Set task - Return the material word for word. Do not include the pictures.
=== Task material ===
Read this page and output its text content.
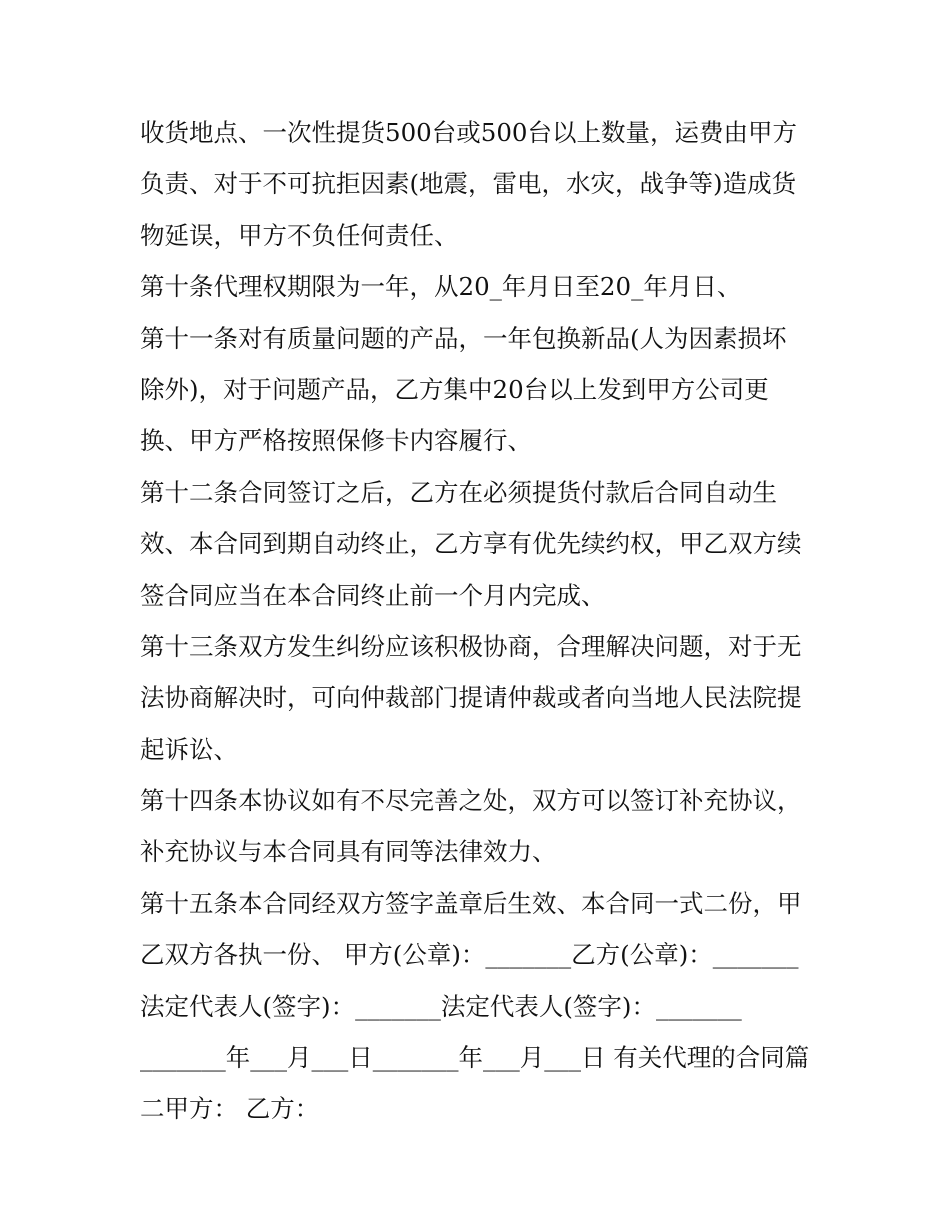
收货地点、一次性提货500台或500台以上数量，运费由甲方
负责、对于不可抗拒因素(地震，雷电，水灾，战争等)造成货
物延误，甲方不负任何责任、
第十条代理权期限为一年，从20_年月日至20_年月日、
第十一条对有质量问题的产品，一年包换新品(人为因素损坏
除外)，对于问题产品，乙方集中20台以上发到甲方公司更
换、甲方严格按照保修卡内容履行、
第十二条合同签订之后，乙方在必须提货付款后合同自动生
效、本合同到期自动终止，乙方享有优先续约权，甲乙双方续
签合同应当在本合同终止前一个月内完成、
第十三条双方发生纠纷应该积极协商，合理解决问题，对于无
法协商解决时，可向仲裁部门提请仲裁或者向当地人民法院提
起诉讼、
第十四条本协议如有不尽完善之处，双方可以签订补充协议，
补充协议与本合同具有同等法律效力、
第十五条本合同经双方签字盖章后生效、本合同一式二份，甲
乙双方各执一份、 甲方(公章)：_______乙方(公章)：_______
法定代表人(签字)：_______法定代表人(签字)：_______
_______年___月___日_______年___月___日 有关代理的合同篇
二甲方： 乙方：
===
Answer to this exercise -
Read this page and output its text content.
收货地点、一次性提货500台或500台以上数量，运费由甲方
负责、对于不可抗拒因素(地震，雷电，水灾，战争等)造成货
物延误，甲方不负任何责任、
第十条代理权期限为一年，从20_年月日至20_年月日、
第十一条对有质量问题的产品，一年包换新品(人为因素损坏
除外)，对于问题产品，乙方集中20台以上发到甲方公司更
换、甲方严格按照保修卡内容履行、
第十二条合同签订之后，乙方在必须提货付款后合同自动生
效、本合同到期自动终止，乙方享有优先续约权，甲乙双方续
签合同应当在本合同终止前一个月内完成、
第十三条双方发生纠纷应该积极协商，合理解决问题，对于无
法协商解决时，可向仲裁部门提请仲裁或者向当地人民法院提
起诉讼、
第十四条本协议如有不尽完善之处，双方可以签订补充协议，
补充协议与本合同具有同等法律效力、
第十五条本合同经双方签字盖章后生效、本合同一式二份，甲
乙双方各执一份、 甲方(公章)：_______乙方(公章)：_______
法定代表人(签字)：_______法定代表人(签字)：_______
_______年___月___日_______年___月___日 有关代理的合同篇
二甲方： 乙方：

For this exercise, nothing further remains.